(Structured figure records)
--- begin ---
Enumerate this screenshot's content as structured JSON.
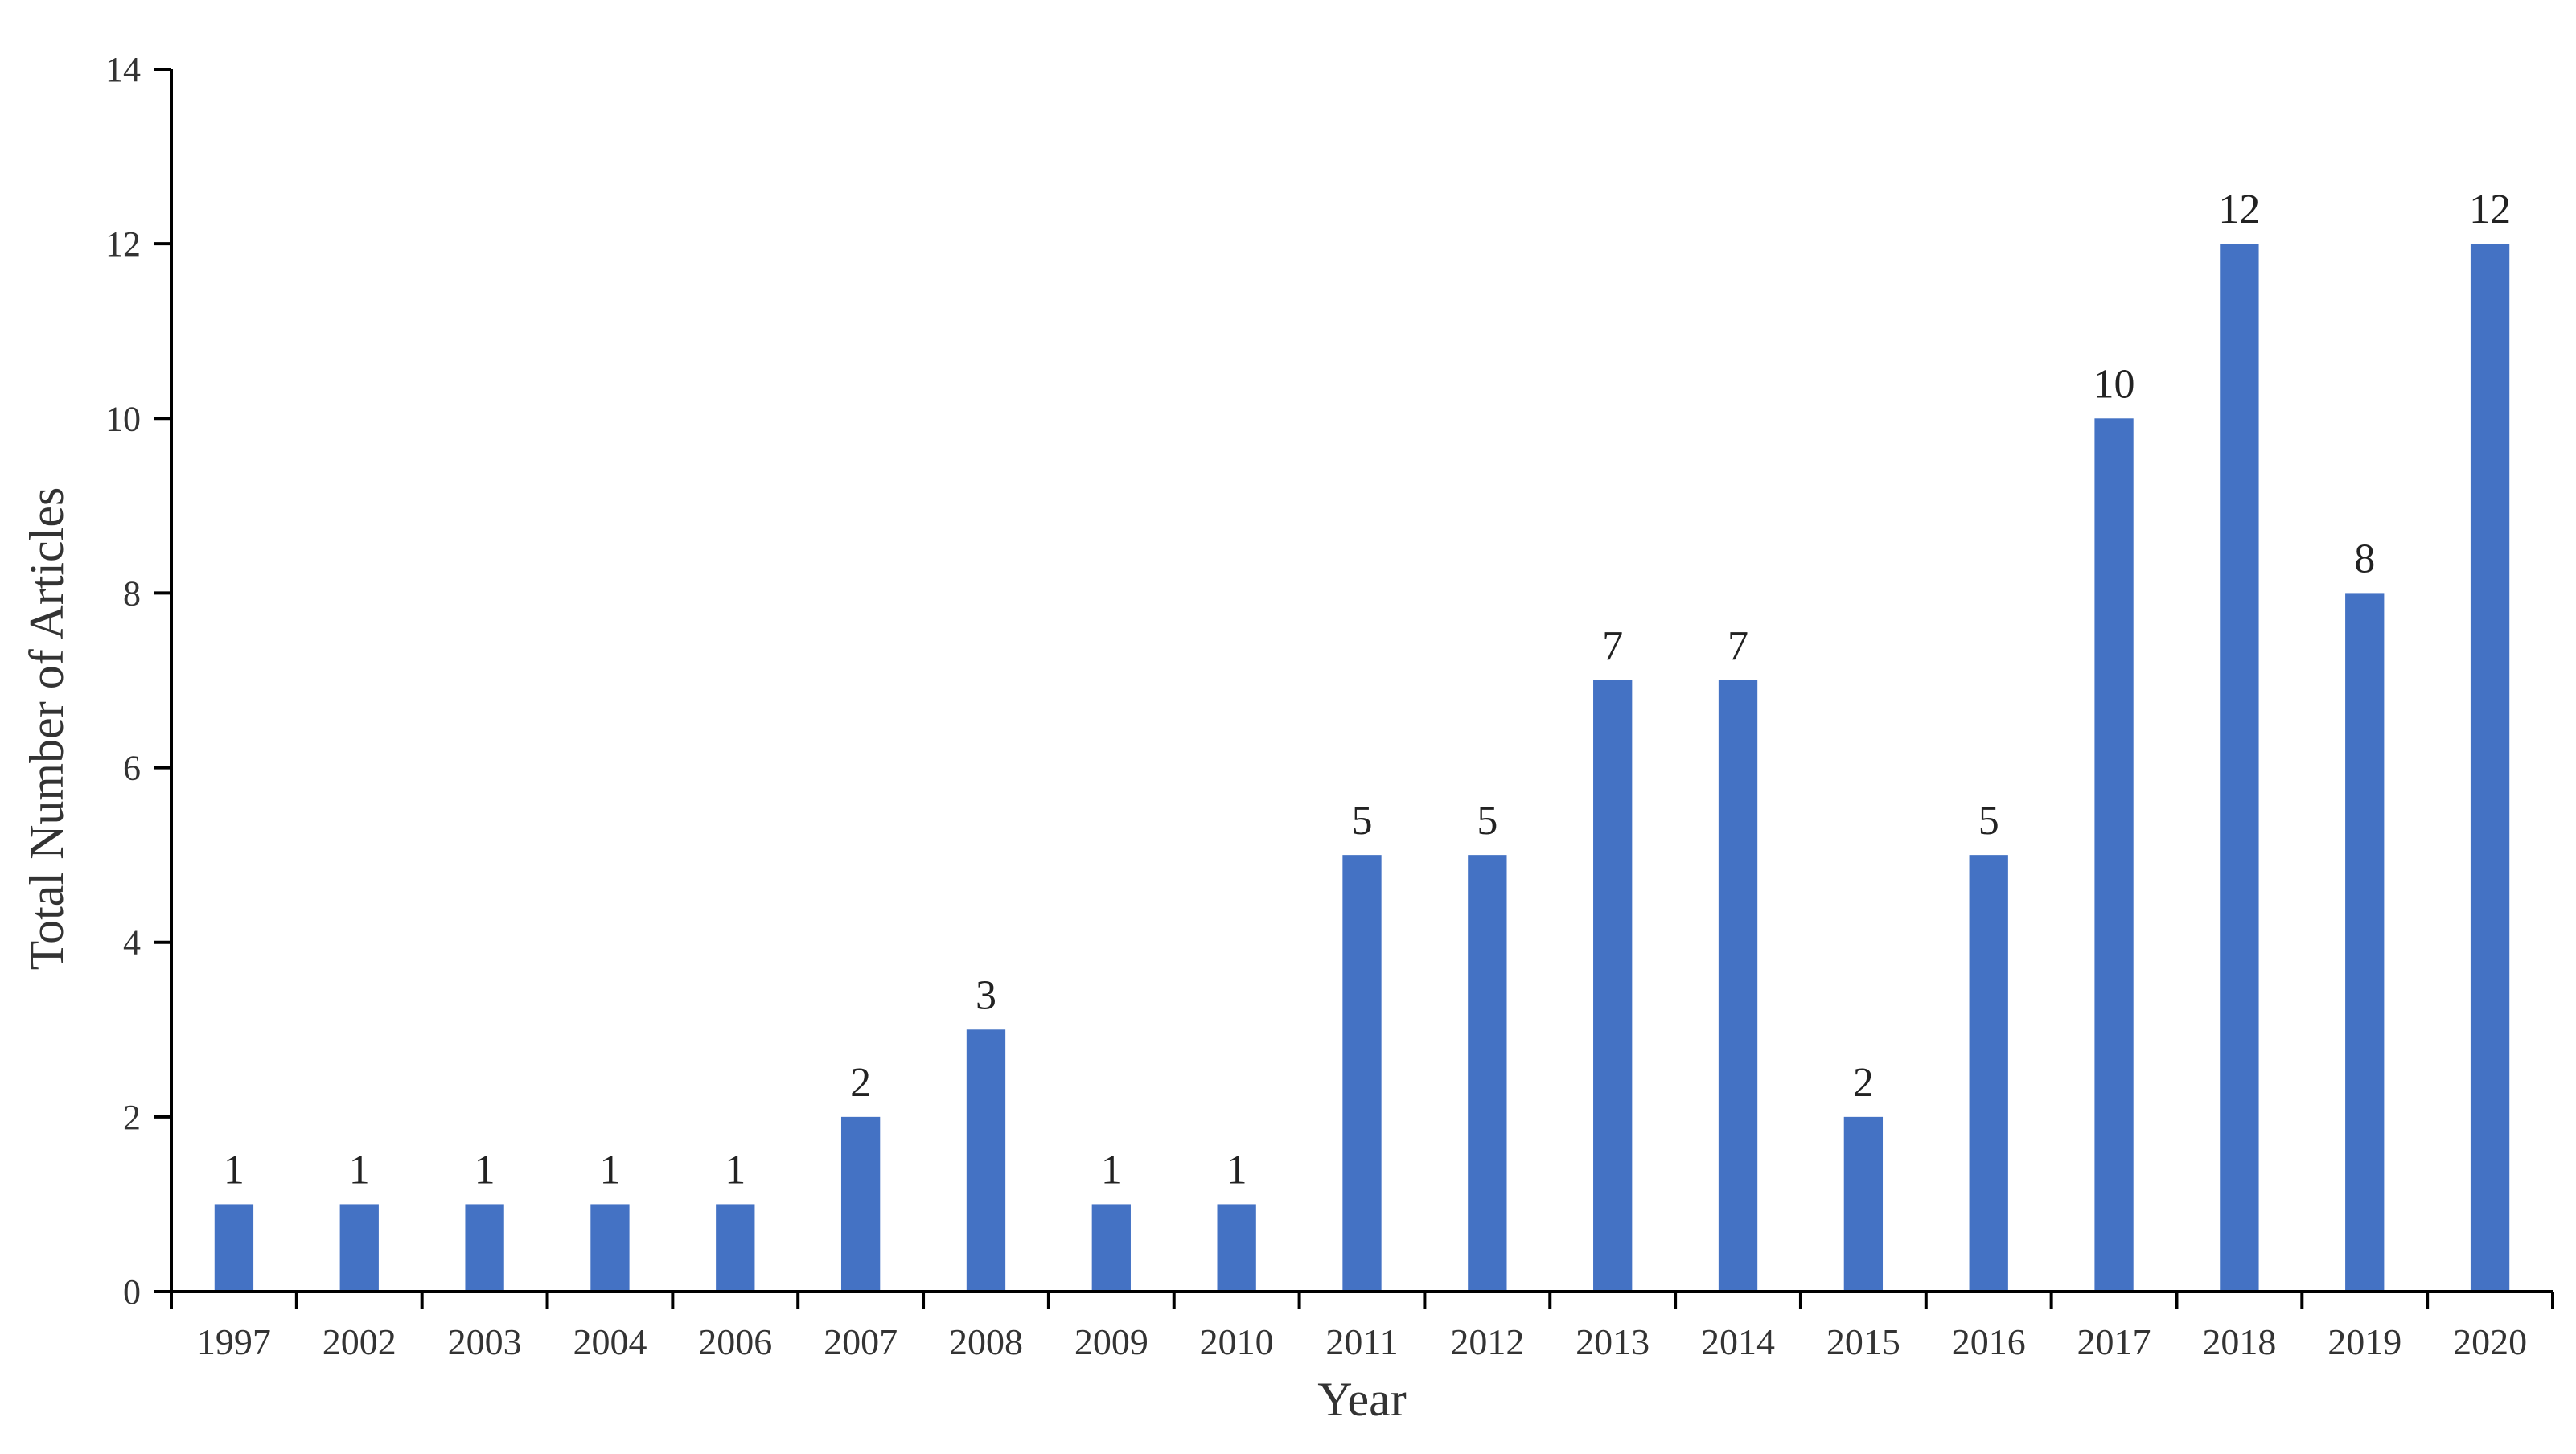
{
  "chart_data": {
    "type": "bar",
    "title": "",
    "xlabel": "Year",
    "ylabel": "Total Number of Articles",
    "categories": [
      "1997",
      "2002",
      "2003",
      "2004",
      "2006",
      "2007",
      "2008",
      "2009",
      "2010",
      "2011",
      "2012",
      "2013",
      "2014",
      "2015",
      "2016",
      "2017",
      "2018",
      "2019",
      "2020"
    ],
    "values": [
      1,
      1,
      1,
      1,
      1,
      2,
      3,
      1,
      1,
      5,
      5,
      7,
      7,
      2,
      5,
      10,
      12,
      8,
      12
    ],
    "data_labels": [
      "1",
      "1",
      "1",
      "1",
      "1",
      "2",
      "3",
      "1",
      "1",
      "5",
      "5",
      "7",
      "7",
      "2",
      "5",
      "10",
      "12",
      "8",
      "12"
    ],
    "ylim": [
      0,
      14
    ],
    "yticks": [
      0,
      2,
      4,
      6,
      8,
      10,
      12,
      14
    ],
    "ytick_labels": [
      "0",
      "2",
      "4",
      "6",
      "8",
      "10",
      "12",
      "14"
    ],
    "grid": false,
    "legend": "none",
    "bar_color": "#4472C4",
    "axis_color": "#000000"
  }
}
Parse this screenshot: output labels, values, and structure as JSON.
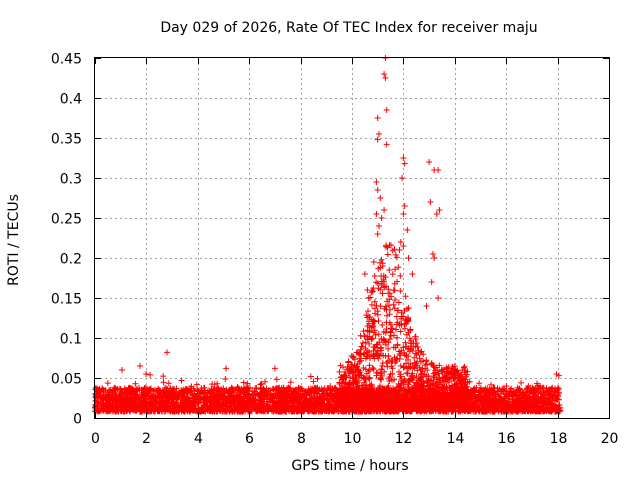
{
  "chart_data": {
    "type": "scatter",
    "title": "Day 029 of 2026, Rate Of TEC Index for receiver maju",
    "xlabel": "GPS time / hours",
    "ylabel": "ROTI / TECUs",
    "xlim": [
      0,
      20
    ],
    "ylim": [
      0,
      0.45
    ],
    "xticks": [
      0,
      2,
      4,
      6,
      8,
      10,
      12,
      14,
      16,
      18,
      20
    ],
    "yticks": [
      0,
      0.05,
      0.1,
      0.15,
      0.2,
      0.25,
      0.3,
      0.35,
      0.4,
      0.45
    ],
    "xtick_labels": [
      "0",
      "2",
      "4",
      "6",
      "8",
      "10",
      "12",
      "14",
      "16",
      "18",
      "20"
    ],
    "ytick_labels": [
      "0",
      "0.05",
      "0.1",
      "0.15",
      "0.2",
      "0.25",
      "0.3",
      "0.35",
      "0.4",
      "0.45"
    ],
    "grid": true,
    "marker": "+",
    "color": "#ff0000",
    "series": [
      {
        "name": "ROTI",
        "description": "Dense baseline 0.01-0.04 TECU from 0 to 18.1 h with an enhancement between 10 and 14 h peaking near 0.45 TECU around 11.3 h",
        "highlights": [
          {
            "x": 11.3,
            "y": 0.45
          },
          {
            "x": 11.25,
            "y": 0.43
          },
          {
            "x": 11.3,
            "y": 0.425
          },
          {
            "x": 11.35,
            "y": 0.385
          },
          {
            "x": 11.0,
            "y": 0.375
          },
          {
            "x": 11.05,
            "y": 0.355
          },
          {
            "x": 11.0,
            "y": 0.348
          },
          {
            "x": 11.35,
            "y": 0.342
          },
          {
            "x": 12.0,
            "y": 0.325
          },
          {
            "x": 12.05,
            "y": 0.318
          },
          {
            "x": 13.0,
            "y": 0.32
          },
          {
            "x": 13.2,
            "y": 0.31
          },
          {
            "x": 13.35,
            "y": 0.31
          },
          {
            "x": 11.95,
            "y": 0.3
          },
          {
            "x": 10.95,
            "y": 0.295
          },
          {
            "x": 11.0,
            "y": 0.285
          },
          {
            "x": 11.1,
            "y": 0.275
          },
          {
            "x": 13.05,
            "y": 0.27
          },
          {
            "x": 13.4,
            "y": 0.26
          },
          {
            "x": 12.05,
            "y": 0.265
          },
          {
            "x": 11.25,
            "y": 0.26
          },
          {
            "x": 10.95,
            "y": 0.255
          },
          {
            "x": 11.15,
            "y": 0.25
          },
          {
            "x": 12.0,
            "y": 0.255
          },
          {
            "x": 13.3,
            "y": 0.255
          },
          {
            "x": 11.05,
            "y": 0.24
          },
          {
            "x": 11.0,
            "y": 0.23
          },
          {
            "x": 12.15,
            "y": 0.235
          },
          {
            "x": 11.9,
            "y": 0.22
          },
          {
            "x": 12.0,
            "y": 0.215
          },
          {
            "x": 11.85,
            "y": 0.21
          },
          {
            "x": 13.15,
            "y": 0.205
          },
          {
            "x": 13.2,
            "y": 0.2
          },
          {
            "x": 12.2,
            "y": 0.2
          },
          {
            "x": 10.85,
            "y": 0.195
          },
          {
            "x": 11.2,
            "y": 0.19
          },
          {
            "x": 11.45,
            "y": 0.185
          },
          {
            "x": 12.35,
            "y": 0.18
          },
          {
            "x": 10.5,
            "y": 0.18
          },
          {
            "x": 10.6,
            "y": 0.16
          },
          {
            "x": 13.1,
            "y": 0.17
          },
          {
            "x": 10.65,
            "y": 0.15
          },
          {
            "x": 13.35,
            "y": 0.15
          },
          {
            "x": 12.9,
            "y": 0.14
          },
          {
            "x": 2.8,
            "y": 0.082
          },
          {
            "x": 1.75,
            "y": 0.065
          },
          {
            "x": 1.05,
            "y": 0.06
          },
          {
            "x": 5.1,
            "y": 0.062
          },
          {
            "x": 7.0,
            "y": 0.062
          },
          {
            "x": 18.05,
            "y": 0.053
          }
        ]
      }
    ]
  }
}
--- end ---
■ TASK INSTRUCTIONS
Each entry shown above must be quoted exactly, with its pictures left out.

■ REPLY TO THE TASK
Enumerate this screenshot's content as structured JSON.
{
  "chart_data": {
    "type": "bar",
    "title": "",
    "xlabel": "Year",
    "ylabel": "Total Number of Articles",
    "categories": [
      "1997",
      "2002",
      "2003",
      "2004",
      "2006",
      "2007",
      "2008",
      "2009",
      "2010",
      "2011",
      "2012",
      "2013",
      "2014",
      "2015",
      "2016",
      "2017",
      "2018",
      "2019",
      "2020"
    ],
    "values": [
      1,
      1,
      1,
      1,
      1,
      2,
      3,
      1,
      1,
      5,
      5,
      7,
      7,
      2,
      5,
      10,
      12,
      8,
      12
    ],
    "data_labels": [
      "1",
      "1",
      "1",
      "1",
      "1",
      "2",
      "3",
      "1",
      "1",
      "5",
      "5",
      "7",
      "7",
      "2",
      "5",
      "10",
      "12",
      "8",
      "12"
    ],
    "ylim": [
      0,
      14
    ],
    "yticks": [
      0,
      2,
      4,
      6,
      8,
      10,
      12,
      14
    ],
    "ytick_labels": [
      "0",
      "2",
      "4",
      "6",
      "8",
      "10",
      "12",
      "14"
    ],
    "grid": false,
    "legend": "none",
    "bar_color": "#4472C4",
    "axis_color": "#000000"
  }
}
Parse this screenshot: output labels, values, and structure as JSON.
{
  "chart_data": {
    "type": "scatter",
    "title": "Day 029 of 2026, Rate Of TEC Index for receiver maju",
    "xlabel": "GPS time / hours",
    "ylabel": "ROTI / TECUs",
    "xlim": [
      0,
      20
    ],
    "ylim": [
      0,
      0.45
    ],
    "xticks": [
      0,
      2,
      4,
      6,
      8,
      10,
      12,
      14,
      16,
      18,
      20
    ],
    "yticks": [
      0,
      0.05,
      0.1,
      0.15,
      0.2,
      0.25,
      0.3,
      0.35,
      0.4,
      0.45
    ],
    "xtick_labels": [
      "0",
      "2",
      "4",
      "6",
      "8",
      "10",
      "12",
      "14",
      "16",
      "18",
      "20"
    ],
    "ytick_labels": [
      "0",
      "0.05",
      "0.1",
      "0.15",
      "0.2",
      "0.25",
      "0.3",
      "0.35",
      "0.4",
      "0.45"
    ],
    "grid": true,
    "marker": "+",
    "color": "#ff0000",
    "series": [
      {
        "name": "ROTI",
        "description": "Dense baseline 0.01-0.04 TECU from 0 to 18.1 h with an enhancement between 10 and 14 h peaking near 0.45 TECU around 11.3 h",
        "highlights": [
          {
            "x": 11.3,
            "y": 0.45
          },
          {
            "x": 11.25,
            "y": 0.43
          },
          {
            "x": 11.3,
            "y": 0.425
          },
          {
            "x": 11.35,
            "y": 0.385
          },
          {
            "x": 11.0,
            "y": 0.375
          },
          {
            "x": 11.05,
            "y": 0.355
          },
          {
            "x": 11.0,
            "y": 0.348
          },
          {
            "x": 11.35,
            "y": 0.342
          },
          {
            "x": 12.0,
            "y": 0.325
          },
          {
            "x": 12.05,
            "y": 0.318
          },
          {
            "x": 13.0,
            "y": 0.32
          },
          {
            "x": 13.2,
            "y": 0.31
          },
          {
            "x": 13.35,
            "y": 0.31
          },
          {
            "x": 11.95,
            "y": 0.3
          },
          {
            "x": 10.95,
            "y": 0.295
          },
          {
            "x": 11.0,
            "y": 0.285
          },
          {
            "x": 11.1,
            "y": 0.275
          },
          {
            "x": 13.05,
            "y": 0.27
          },
          {
            "x": 13.4,
            "y": 0.26
          },
          {
            "x": 12.05,
            "y": 0.265
          },
          {
            "x": 11.25,
            "y": 0.26
          },
          {
            "x": 10.95,
            "y": 0.255
          },
          {
            "x": 11.15,
            "y": 0.25
          },
          {
            "x": 12.0,
            "y": 0.255
          },
          {
            "x": 13.3,
            "y": 0.255
          },
          {
            "x": 11.05,
            "y": 0.24
          },
          {
            "x": 11.0,
            "y": 0.23
          },
          {
            "x": 12.15,
            "y": 0.235
          },
          {
            "x": 11.9,
            "y": 0.22
          },
          {
            "x": 12.0,
            "y": 0.215
          },
          {
            "x": 11.85,
            "y": 0.21
          },
          {
            "x": 13.15,
            "y": 0.205
          },
          {
            "x": 13.2,
            "y": 0.2
          },
          {
            "x": 12.2,
            "y": 0.2
          },
          {
            "x": 10.85,
            "y": 0.195
          },
          {
            "x": 11.2,
            "y": 0.19
          },
          {
            "x": 11.45,
            "y": 0.185
          },
          {
            "x": 12.35,
            "y": 0.18
          },
          {
            "x": 10.5,
            "y": 0.18
          },
          {
            "x": 10.6,
            "y": 0.16
          },
          {
            "x": 13.1,
            "y": 0.17
          },
          {
            "x": 10.65,
            "y": 0.15
          },
          {
            "x": 13.35,
            "y": 0.15
          },
          {
            "x": 12.9,
            "y": 0.14
          },
          {
            "x": 2.8,
            "y": 0.082
          },
          {
            "x": 1.75,
            "y": 0.065
          },
          {
            "x": 1.05,
            "y": 0.06
          },
          {
            "x": 5.1,
            "y": 0.062
          },
          {
            "x": 7.0,
            "y": 0.062
          },
          {
            "x": 18.05,
            "y": 0.053
          }
        ]
      }
    ]
  }
}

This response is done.